*Description of the task*: Reproduce the material exactly, omitting nothing.

*Dataset*:
###
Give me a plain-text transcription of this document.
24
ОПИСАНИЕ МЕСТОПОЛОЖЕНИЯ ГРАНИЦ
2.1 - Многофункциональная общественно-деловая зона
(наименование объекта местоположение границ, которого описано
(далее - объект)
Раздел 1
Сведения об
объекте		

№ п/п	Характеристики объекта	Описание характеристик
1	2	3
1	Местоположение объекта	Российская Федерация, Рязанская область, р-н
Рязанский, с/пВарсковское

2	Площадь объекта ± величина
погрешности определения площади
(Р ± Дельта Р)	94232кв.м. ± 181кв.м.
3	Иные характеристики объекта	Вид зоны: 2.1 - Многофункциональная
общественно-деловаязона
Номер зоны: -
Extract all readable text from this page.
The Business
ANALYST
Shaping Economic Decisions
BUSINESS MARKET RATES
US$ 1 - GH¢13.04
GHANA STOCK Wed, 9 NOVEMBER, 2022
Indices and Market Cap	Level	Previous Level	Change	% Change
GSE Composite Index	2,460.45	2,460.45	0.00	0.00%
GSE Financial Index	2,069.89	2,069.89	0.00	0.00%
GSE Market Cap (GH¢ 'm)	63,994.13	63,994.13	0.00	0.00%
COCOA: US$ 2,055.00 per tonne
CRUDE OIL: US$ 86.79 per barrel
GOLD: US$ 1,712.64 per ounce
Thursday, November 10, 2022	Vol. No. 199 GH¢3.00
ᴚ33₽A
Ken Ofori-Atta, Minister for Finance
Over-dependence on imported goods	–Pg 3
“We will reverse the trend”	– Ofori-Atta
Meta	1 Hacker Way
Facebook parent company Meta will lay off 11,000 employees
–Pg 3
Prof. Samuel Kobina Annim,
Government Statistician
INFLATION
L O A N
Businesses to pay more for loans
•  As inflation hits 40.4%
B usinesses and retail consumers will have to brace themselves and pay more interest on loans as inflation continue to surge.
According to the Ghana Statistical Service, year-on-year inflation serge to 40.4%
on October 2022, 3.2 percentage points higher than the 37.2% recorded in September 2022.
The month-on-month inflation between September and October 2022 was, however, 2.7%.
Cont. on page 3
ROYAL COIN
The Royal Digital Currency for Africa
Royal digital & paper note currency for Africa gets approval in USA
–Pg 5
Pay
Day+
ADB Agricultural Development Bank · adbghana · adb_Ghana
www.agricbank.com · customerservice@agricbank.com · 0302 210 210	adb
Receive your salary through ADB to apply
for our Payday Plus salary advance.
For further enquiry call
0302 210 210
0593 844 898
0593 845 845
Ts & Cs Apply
###
*Correct response*:
Give me a plain-text transcription of this document.
24
ОПИСАНИЕ МЕСТОПОЛОЖЕНИЯ ГРАНИЦ
2.1 - Многофункциональная общественно-деловая зона
(наименование объекта местоположение границ, которого описано
(далее - объект)
Раздел 1
Сведения об
объекте		

№ п/п	Характеристики объекта	Описание характеристик
1	2	3
1	Местоположение объекта	Российская Федерация, Рязанская область, р-н
Рязанский, с/пВарсковское

2	Площадь объекта ± величина
погрешности определения площади
(Р ± Дельта Р)	94232кв.м. ± 181кв.м.
3	Иные характеристики объекта	Вид зоны: 2.1 - Многофункциональная
общественно-деловаязона
Номер зоны: -
Extract all readable text from this page.
The Business
ANALYST
Shaping Economic Decisions
BUSINESS MARKET RATES
US$ 1 - GH¢13.04
GHANA STOCK Wed, 9 NOVEMBER, 2022
Indices and Market Cap	Level	Previous Level	Change	% Change
GSE Composite Index	2,460.45	2,460.45	0.00	0.00%
GSE Financial Index	2,069.89	2,069.89	0.00	0.00%
GSE Market Cap (GH¢ 'm)	63,994.13	63,994.13	0.00	0.00%
COCOA: US$ 2,055.00 per tonne
CRUDE OIL: US$ 86.79 per barrel
GOLD: US$ 1,712.64 per ounce
Thursday, November 10, 2022	Vol. No. 199 GH¢3.00
ᴚ33₽A
Ken Ofori-Atta, Minister for Finance
Over-dependence on imported goods	–Pg 3
“We will reverse the trend”	– Ofori-Atta
Meta	1 Hacker Way
Facebook parent company Meta will lay off 11,000 employees
–Pg 3
Prof. Samuel Kobina Annim,
Government Statistician
INFLATION
L O A N
Businesses to pay more for loans
•  As inflation hits 40.4%
B usinesses and retail consumers will have to brace themselves and pay more interest on loans as inflation continue to surge.
According to the Ghana Statistical Service, year-on-year inflation serge to 40.4%
on October 2022, 3.2 percentage points higher than the 37.2% recorded in September 2022.
The month-on-month inflation between September and October 2022 was, however, 2.7%.
Cont. on page 3
ROYAL COIN
The Royal Digital Currency for Africa
Royal digital & paper note currency for Africa gets approval in USA
–Pg 5
Pay
Day+
ADB Agricultural Development Bank · adbghana · adb_Ghana
www.agricbank.com · customerservice@agricbank.com · 0302 210 210	adb
Receive your salary through ADB to apply
for our Payday Plus salary advance.
For further enquiry call
0302 210 210
0593 844 898
0593 845 845
Ts & Cs Apply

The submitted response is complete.